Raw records
■ ■ ■

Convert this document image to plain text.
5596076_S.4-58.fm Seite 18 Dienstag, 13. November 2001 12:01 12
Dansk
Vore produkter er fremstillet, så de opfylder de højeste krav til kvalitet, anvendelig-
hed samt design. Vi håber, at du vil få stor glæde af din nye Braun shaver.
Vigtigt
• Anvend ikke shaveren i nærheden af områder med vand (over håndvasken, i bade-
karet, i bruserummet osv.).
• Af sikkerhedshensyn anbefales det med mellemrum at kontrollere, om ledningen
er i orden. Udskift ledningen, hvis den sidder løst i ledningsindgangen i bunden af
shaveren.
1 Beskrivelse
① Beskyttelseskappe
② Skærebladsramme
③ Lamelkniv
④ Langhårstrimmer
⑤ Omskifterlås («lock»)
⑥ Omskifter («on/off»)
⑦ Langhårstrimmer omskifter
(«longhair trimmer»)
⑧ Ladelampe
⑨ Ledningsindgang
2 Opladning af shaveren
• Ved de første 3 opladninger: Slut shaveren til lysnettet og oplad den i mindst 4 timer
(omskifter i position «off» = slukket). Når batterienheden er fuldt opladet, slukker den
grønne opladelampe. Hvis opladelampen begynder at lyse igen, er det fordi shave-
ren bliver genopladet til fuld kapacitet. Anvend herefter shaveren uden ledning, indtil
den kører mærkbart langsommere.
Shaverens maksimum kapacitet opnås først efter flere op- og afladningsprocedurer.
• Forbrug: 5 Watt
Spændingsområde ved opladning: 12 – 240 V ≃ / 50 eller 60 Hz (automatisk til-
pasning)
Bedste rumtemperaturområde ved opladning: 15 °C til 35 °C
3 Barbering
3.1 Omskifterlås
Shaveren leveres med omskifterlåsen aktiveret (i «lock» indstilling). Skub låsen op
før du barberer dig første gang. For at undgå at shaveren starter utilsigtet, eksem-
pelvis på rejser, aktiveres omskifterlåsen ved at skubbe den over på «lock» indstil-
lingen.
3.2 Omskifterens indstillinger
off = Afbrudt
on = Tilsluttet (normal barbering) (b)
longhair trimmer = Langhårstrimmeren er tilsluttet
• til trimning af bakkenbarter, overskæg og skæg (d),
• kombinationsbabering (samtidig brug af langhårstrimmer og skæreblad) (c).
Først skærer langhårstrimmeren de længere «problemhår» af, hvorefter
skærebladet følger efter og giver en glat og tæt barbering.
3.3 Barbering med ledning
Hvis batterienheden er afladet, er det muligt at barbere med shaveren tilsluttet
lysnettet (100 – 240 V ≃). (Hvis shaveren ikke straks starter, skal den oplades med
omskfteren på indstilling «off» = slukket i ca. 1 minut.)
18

■ ■ ■

### EXERCISE DIRECTIONS
The records above must be repeated exactly, every one of them.

### EXPECTED ANSWER
Convert this document image to plain text.
5596076_S.4-58.fm Seite 18 Dienstag, 13. November 2001 12:01 12
Dansk
Vore produkter er fremstillet, så de opfylder de højeste krav til kvalitet, anvendelig-
hed samt design. Vi håber, at du vil få stor glæde af din nye Braun shaver.
Vigtigt
• Anvend ikke shaveren i nærheden af områder med vand (over håndvasken, i bade-
karet, i bruserummet osv.).
• Af sikkerhedshensyn anbefales det med mellemrum at kontrollere, om ledningen
er i orden. Udskift ledningen, hvis den sidder løst i ledningsindgangen i bunden af
shaveren.
1 Beskrivelse
① Beskyttelseskappe
② Skærebladsramme
③ Lamelkniv
④ Langhårstrimmer
⑤ Omskifterlås («lock»)
⑥ Omskifter («on/off»)
⑦ Langhårstrimmer omskifter
(«longhair trimmer»)
⑧ Ladelampe
⑨ Ledningsindgang
2 Opladning af shaveren
• Ved de første 3 opladninger: Slut shaveren til lysnettet og oplad den i mindst 4 timer
(omskifter i position «off» = slukket). Når batterienheden er fuldt opladet, slukker den
grønne opladelampe. Hvis opladelampen begynder at lyse igen, er det fordi shave-
ren bliver genopladet til fuld kapacitet. Anvend herefter shaveren uden ledning, indtil
den kører mærkbart langsommere.
Shaverens maksimum kapacitet opnås først efter flere op- og afladningsprocedurer.
• Forbrug: 5 Watt
Spændingsområde ved opladning: 12 – 240 V ≃ / 50 eller 60 Hz (automatisk til-
pasning)
Bedste rumtemperaturområde ved opladning: 15 °C til 35 °C
3 Barbering
3.1 Omskifterlås
Shaveren leveres med omskifterlåsen aktiveret (i «lock» indstilling). Skub låsen op
før du barberer dig første gang. For at undgå at shaveren starter utilsigtet, eksem-
pelvis på rejser, aktiveres omskifterlåsen ved at skubbe den over på «lock» indstil-
lingen.
3.2 Omskifterens indstillinger
off = Afbrudt
on = Tilsluttet (normal barbering) (b)
longhair trimmer = Langhårstrimmeren er tilsluttet
• til trimning af bakkenbarter, overskæg og skæg (d),
• kombinationsbabering (samtidig brug af langhårstrimmer og skæreblad) (c).
Først skærer langhårstrimmeren de længere «problemhår» af, hvorefter
skærebladet følger efter og giver en glat og tæt barbering.
3.3 Barbering med ledning
Hvis batterienheden er afladet, er det muligt at barbere med shaveren tilsluttet
lysnettet (100 – 240 V ≃). (Hvis shaveren ikke straks starter, skal den oplades med
omskfteren på indstilling «off» = slukket i ca. 1 minut.)
18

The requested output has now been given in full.